Here are some records; quote them exactly, leaving out the pictures.

(Lines of data)

========

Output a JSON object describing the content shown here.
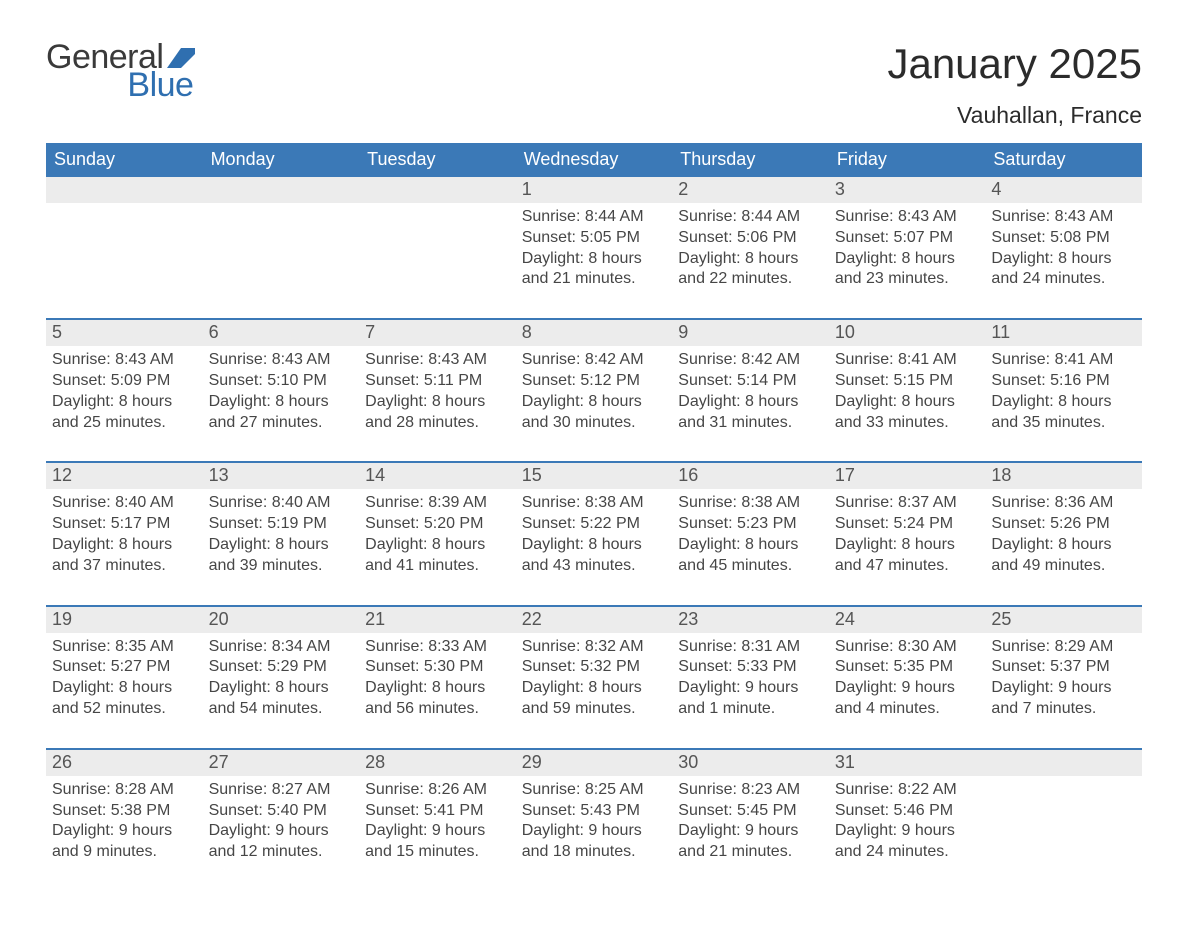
{
  "brand": {
    "word1": "General",
    "word2": "Blue",
    "flag_color": "#2f6fb0"
  },
  "title": "January 2025",
  "location": "Vauhallan, France",
  "colors": {
    "header_bg": "#3b79b7",
    "header_text": "#ffffff",
    "daynum_bg": "#ececec",
    "rule": "#3b79b7",
    "body_text": "#464646",
    "page_bg": "#ffffff"
  },
  "typography": {
    "title_fontsize_pt": 32,
    "location_fontsize_pt": 17,
    "weekday_fontsize_pt": 14,
    "daynum_fontsize_pt": 14,
    "body_fontsize_pt": 12,
    "font_family": "Arial"
  },
  "layout": {
    "columns": 7,
    "weeks": 5,
    "first_day_column_index": 3
  },
  "weekdays": [
    "Sunday",
    "Monday",
    "Tuesday",
    "Wednesday",
    "Thursday",
    "Friday",
    "Saturday"
  ],
  "labels": {
    "sunrise": "Sunrise",
    "sunset": "Sunset",
    "daylight": "Daylight"
  },
  "days": [
    {
      "n": 1,
      "col": 3,
      "sunrise": "8:44 AM",
      "sunset": "5:05 PM",
      "daylight": "8 hours and 21 minutes."
    },
    {
      "n": 2,
      "col": 4,
      "sunrise": "8:44 AM",
      "sunset": "5:06 PM",
      "daylight": "8 hours and 22 minutes."
    },
    {
      "n": 3,
      "col": 5,
      "sunrise": "8:43 AM",
      "sunset": "5:07 PM",
      "daylight": "8 hours and 23 minutes."
    },
    {
      "n": 4,
      "col": 6,
      "sunrise": "8:43 AM",
      "sunset": "5:08 PM",
      "daylight": "8 hours and 24 minutes."
    },
    {
      "n": 5,
      "col": 0,
      "sunrise": "8:43 AM",
      "sunset": "5:09 PM",
      "daylight": "8 hours and 25 minutes."
    },
    {
      "n": 6,
      "col": 1,
      "sunrise": "8:43 AM",
      "sunset": "5:10 PM",
      "daylight": "8 hours and 27 minutes."
    },
    {
      "n": 7,
      "col": 2,
      "sunrise": "8:43 AM",
      "sunset": "5:11 PM",
      "daylight": "8 hours and 28 minutes."
    },
    {
      "n": 8,
      "col": 3,
      "sunrise": "8:42 AM",
      "sunset": "5:12 PM",
      "daylight": "8 hours and 30 minutes."
    },
    {
      "n": 9,
      "col": 4,
      "sunrise": "8:42 AM",
      "sunset": "5:14 PM",
      "daylight": "8 hours and 31 minutes."
    },
    {
      "n": 10,
      "col": 5,
      "sunrise": "8:41 AM",
      "sunset": "5:15 PM",
      "daylight": "8 hours and 33 minutes."
    },
    {
      "n": 11,
      "col": 6,
      "sunrise": "8:41 AM",
      "sunset": "5:16 PM",
      "daylight": "8 hours and 35 minutes."
    },
    {
      "n": 12,
      "col": 0,
      "sunrise": "8:40 AM",
      "sunset": "5:17 PM",
      "daylight": "8 hours and 37 minutes."
    },
    {
      "n": 13,
      "col": 1,
      "sunrise": "8:40 AM",
      "sunset": "5:19 PM",
      "daylight": "8 hours and 39 minutes."
    },
    {
      "n": 14,
      "col": 2,
      "sunrise": "8:39 AM",
      "sunset": "5:20 PM",
      "daylight": "8 hours and 41 minutes."
    },
    {
      "n": 15,
      "col": 3,
      "sunrise": "8:38 AM",
      "sunset": "5:22 PM",
      "daylight": "8 hours and 43 minutes."
    },
    {
      "n": 16,
      "col": 4,
      "sunrise": "8:38 AM",
      "sunset": "5:23 PM",
      "daylight": "8 hours and 45 minutes."
    },
    {
      "n": 17,
      "col": 5,
      "sunrise": "8:37 AM",
      "sunset": "5:24 PM",
      "daylight": "8 hours and 47 minutes."
    },
    {
      "n": 18,
      "col": 6,
      "sunrise": "8:36 AM",
      "sunset": "5:26 PM",
      "daylight": "8 hours and 49 minutes."
    },
    {
      "n": 19,
      "col": 0,
      "sunrise": "8:35 AM",
      "sunset": "5:27 PM",
      "daylight": "8 hours and 52 minutes."
    },
    {
      "n": 20,
      "col": 1,
      "sunrise": "8:34 AM",
      "sunset": "5:29 PM",
      "daylight": "8 hours and 54 minutes."
    },
    {
      "n": 21,
      "col": 2,
      "sunrise": "8:33 AM",
      "sunset": "5:30 PM",
      "daylight": "8 hours and 56 minutes."
    },
    {
      "n": 22,
      "col": 3,
      "sunrise": "8:32 AM",
      "sunset": "5:32 PM",
      "daylight": "8 hours and 59 minutes."
    },
    {
      "n": 23,
      "col": 4,
      "sunrise": "8:31 AM",
      "sunset": "5:33 PM",
      "daylight": "9 hours and 1 minute."
    },
    {
      "n": 24,
      "col": 5,
      "sunrise": "8:30 AM",
      "sunset": "5:35 PM",
      "daylight": "9 hours and 4 minutes."
    },
    {
      "n": 25,
      "col": 6,
      "sunrise": "8:29 AM",
      "sunset": "5:37 PM",
      "daylight": "9 hours and 7 minutes."
    },
    {
      "n": 26,
      "col": 0,
      "sunrise": "8:28 AM",
      "sunset": "5:38 PM",
      "daylight": "9 hours and 9 minutes."
    },
    {
      "n": 27,
      "col": 1,
      "sunrise": "8:27 AM",
      "sunset": "5:40 PM",
      "daylight": "9 hours and 12 minutes."
    },
    {
      "n": 28,
      "col": 2,
      "sunrise": "8:26 AM",
      "sunset": "5:41 PM",
      "daylight": "9 hours and 15 minutes."
    },
    {
      "n": 29,
      "col": 3,
      "sunrise": "8:25 AM",
      "sunset": "5:43 PM",
      "daylight": "9 hours and 18 minutes."
    },
    {
      "n": 30,
      "col": 4,
      "sunrise": "8:23 AM",
      "sunset": "5:45 PM",
      "daylight": "9 hours and 21 minutes."
    },
    {
      "n": 31,
      "col": 5,
      "sunrise": "8:22 AM",
      "sunset": "5:46 PM",
      "daylight": "9 hours and 24 minutes."
    }
  ]
}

========

• [WORKED SOLUTION]
Output a JSON object describing the content shown here.
{
  "brand": {
    "word1": "General",
    "word2": "Blue",
    "flag_color": "#2f6fb0"
  },
  "title": "January 2025",
  "location": "Vauhallan, France",
  "colors": {
    "header_bg": "#3b79b7",
    "header_text": "#ffffff",
    "daynum_bg": "#ececec",
    "rule": "#3b79b7",
    "body_text": "#464646",
    "page_bg": "#ffffff"
  },
  "typography": {
    "title_fontsize_pt": 32,
    "location_fontsize_pt": 17,
    "weekday_fontsize_pt": 14,
    "daynum_fontsize_pt": 14,
    "body_fontsize_pt": 12,
    "font_family": "Arial"
  },
  "layout": {
    "columns": 7,
    "weeks": 5,
    "first_day_column_index": 3
  },
  "weekdays": [
    "Sunday",
    "Monday",
    "Tuesday",
    "Wednesday",
    "Thursday",
    "Friday",
    "Saturday"
  ],
  "labels": {
    "sunrise": "Sunrise",
    "sunset": "Sunset",
    "daylight": "Daylight"
  },
  "days": [
    {
      "n": 1,
      "col": 3,
      "sunrise": "8:44 AM",
      "sunset": "5:05 PM",
      "daylight": "8 hours and 21 minutes."
    },
    {
      "n": 2,
      "col": 4,
      "sunrise": "8:44 AM",
      "sunset": "5:06 PM",
      "daylight": "8 hours and 22 minutes."
    },
    {
      "n": 3,
      "col": 5,
      "sunrise": "8:43 AM",
      "sunset": "5:07 PM",
      "daylight": "8 hours and 23 minutes."
    },
    {
      "n": 4,
      "col": 6,
      "sunrise": "8:43 AM",
      "sunset": "5:08 PM",
      "daylight": "8 hours and 24 minutes."
    },
    {
      "n": 5,
      "col": 0,
      "sunrise": "8:43 AM",
      "sunset": "5:09 PM",
      "daylight": "8 hours and 25 minutes."
    },
    {
      "n": 6,
      "col": 1,
      "sunrise": "8:43 AM",
      "sunset": "5:10 PM",
      "daylight": "8 hours and 27 minutes."
    },
    {
      "n": 7,
      "col": 2,
      "sunrise": "8:43 AM",
      "sunset": "5:11 PM",
      "daylight": "8 hours and 28 minutes."
    },
    {
      "n": 8,
      "col": 3,
      "sunrise": "8:42 AM",
      "sunset": "5:12 PM",
      "daylight": "8 hours and 30 minutes."
    },
    {
      "n": 9,
      "col": 4,
      "sunrise": "8:42 AM",
      "sunset": "5:14 PM",
      "daylight": "8 hours and 31 minutes."
    },
    {
      "n": 10,
      "col": 5,
      "sunrise": "8:41 AM",
      "sunset": "5:15 PM",
      "daylight": "8 hours and 33 minutes."
    },
    {
      "n": 11,
      "col": 6,
      "sunrise": "8:41 AM",
      "sunset": "5:16 PM",
      "daylight": "8 hours and 35 minutes."
    },
    {
      "n": 12,
      "col": 0,
      "sunrise": "8:40 AM",
      "sunset": "5:17 PM",
      "daylight": "8 hours and 37 minutes."
    },
    {
      "n": 13,
      "col": 1,
      "sunrise": "8:40 AM",
      "sunset": "5:19 PM",
      "daylight": "8 hours and 39 minutes."
    },
    {
      "n": 14,
      "col": 2,
      "sunrise": "8:39 AM",
      "sunset": "5:20 PM",
      "daylight": "8 hours and 41 minutes."
    },
    {
      "n": 15,
      "col": 3,
      "sunrise": "8:38 AM",
      "sunset": "5:22 PM",
      "daylight": "8 hours and 43 minutes."
    },
    {
      "n": 16,
      "col": 4,
      "sunrise": "8:38 AM",
      "sunset": "5:23 PM",
      "daylight": "8 hours and 45 minutes."
    },
    {
      "n": 17,
      "col": 5,
      "sunrise": "8:37 AM",
      "sunset": "5:24 PM",
      "daylight": "8 hours and 47 minutes."
    },
    {
      "n": 18,
      "col": 6,
      "sunrise": "8:36 AM",
      "sunset": "5:26 PM",
      "daylight": "8 hours and 49 minutes."
    },
    {
      "n": 19,
      "col": 0,
      "sunrise": "8:35 AM",
      "sunset": "5:27 PM",
      "daylight": "8 hours and 52 minutes."
    },
    {
      "n": 20,
      "col": 1,
      "sunrise": "8:34 AM",
      "sunset": "5:29 PM",
      "daylight": "8 hours and 54 minutes."
    },
    {
      "n": 21,
      "col": 2,
      "sunrise": "8:33 AM",
      "sunset": "5:30 PM",
      "daylight": "8 hours and 56 minutes."
    },
    {
      "n": 22,
      "col": 3,
      "sunrise": "8:32 AM",
      "sunset": "5:32 PM",
      "daylight": "8 hours and 59 minutes."
    },
    {
      "n": 23,
      "col": 4,
      "sunrise": "8:31 AM",
      "sunset": "5:33 PM",
      "daylight": "9 hours and 1 minute."
    },
    {
      "n": 24,
      "col": 5,
      "sunrise": "8:30 AM",
      "sunset": "5:35 PM",
      "daylight": "9 hours and 4 minutes."
    },
    {
      "n": 25,
      "col": 6,
      "sunrise": "8:29 AM",
      "sunset": "5:37 PM",
      "daylight": "9 hours and 7 minutes."
    },
    {
      "n": 26,
      "col": 0,
      "sunrise": "8:28 AM",
      "sunset": "5:38 PM",
      "daylight": "9 hours and 9 minutes."
    },
    {
      "n": 27,
      "col": 1,
      "sunrise": "8:27 AM",
      "sunset": "5:40 PM",
      "daylight": "9 hours and 12 minutes."
    },
    {
      "n": 28,
      "col": 2,
      "sunrise": "8:26 AM",
      "sunset": "5:41 PM",
      "daylight": "9 hours and 15 minutes."
    },
    {
      "n": 29,
      "col": 3,
      "sunrise": "8:25 AM",
      "sunset": "5:43 PM",
      "daylight": "9 hours and 18 minutes."
    },
    {
      "n": 30,
      "col": 4,
      "sunrise": "8:23 AM",
      "sunset": "5:45 PM",
      "daylight": "9 hours and 21 minutes."
    },
    {
      "n": 31,
      "col": 5,
      "sunrise": "8:22 AM",
      "sunset": "5:46 PM",
      "daylight": "9 hours and 24 minutes."
    }
  ]
}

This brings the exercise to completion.